EXERCISE TASK →
Your task is to repeat the entries exactly. Leave the pictures out.

TASK DATA →
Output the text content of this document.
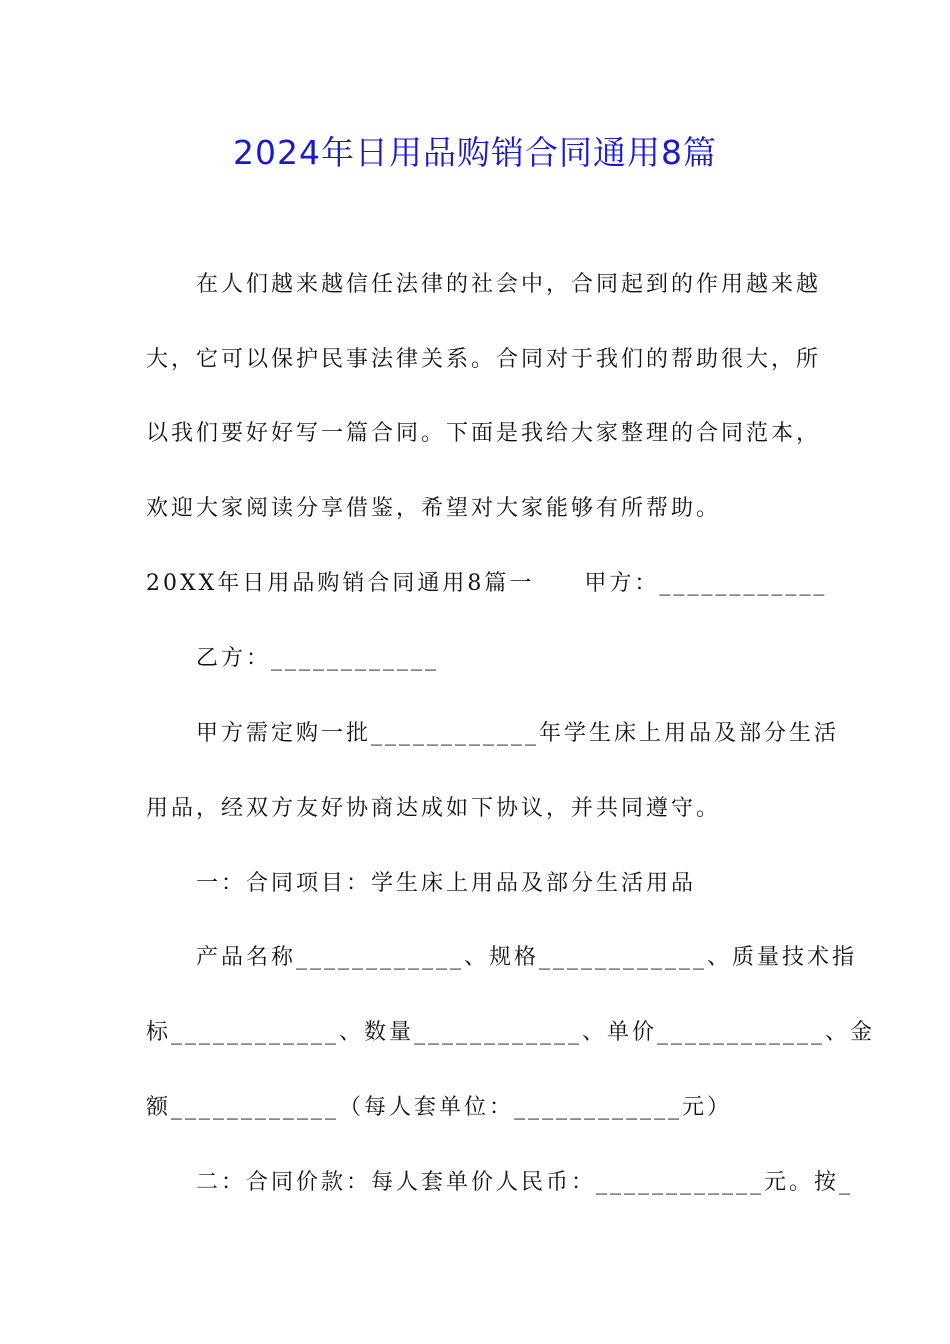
2024年日用品购销合同通用8篇
在人们越来越信任法律的社会中，合同起到的作用越来越
大，它可以保护民事法律关系。合同对于我们的帮助很大，所
以我们要好好写一篇合同。下面是我给大家整理的合同范本，
欢迎大家阅读分享借鉴，希望对大家能够有所帮助。
20XX年日用品购销合同通用8篇一　　甲方：____________
乙方：____________
甲方需定购一批____________年学生床上用品及部分生活
用品，经双方友好协商达成如下协议，并共同遵守。
一：合同项目：学生床上用品及部分生活用品
产品名称____________、规格____________、质量技术指
标____________、数量____________、单价____________、金
额____________（每人套单位：____________元）
二：合同价款：每人套单价人民币：____________元。按_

PROBLEM SOLUTION →
Output the text content of this document.
2024年日用品购销合同通用8篇
在人们越来越信任法律的社会中，合同起到的作用越来越
大，它可以保护民事法律关系。合同对于我们的帮助很大，所
以我们要好好写一篇合同。下面是我给大家整理的合同范本，
欢迎大家阅读分享借鉴，希望对大家能够有所帮助。
20XX年日用品购销合同通用8篇一　　甲方：____________
乙方：____________
甲方需定购一批____________年学生床上用品及部分生活
用品，经双方友好协商达成如下协议，并共同遵守。
一：合同项目：学生床上用品及部分生活用品
产品名称____________、规格____________、质量技术指
标____________、数量____________、单价____________、金
额____________（每人套单位：____________元）
二：合同价款：每人套单价人民币：____________元。按_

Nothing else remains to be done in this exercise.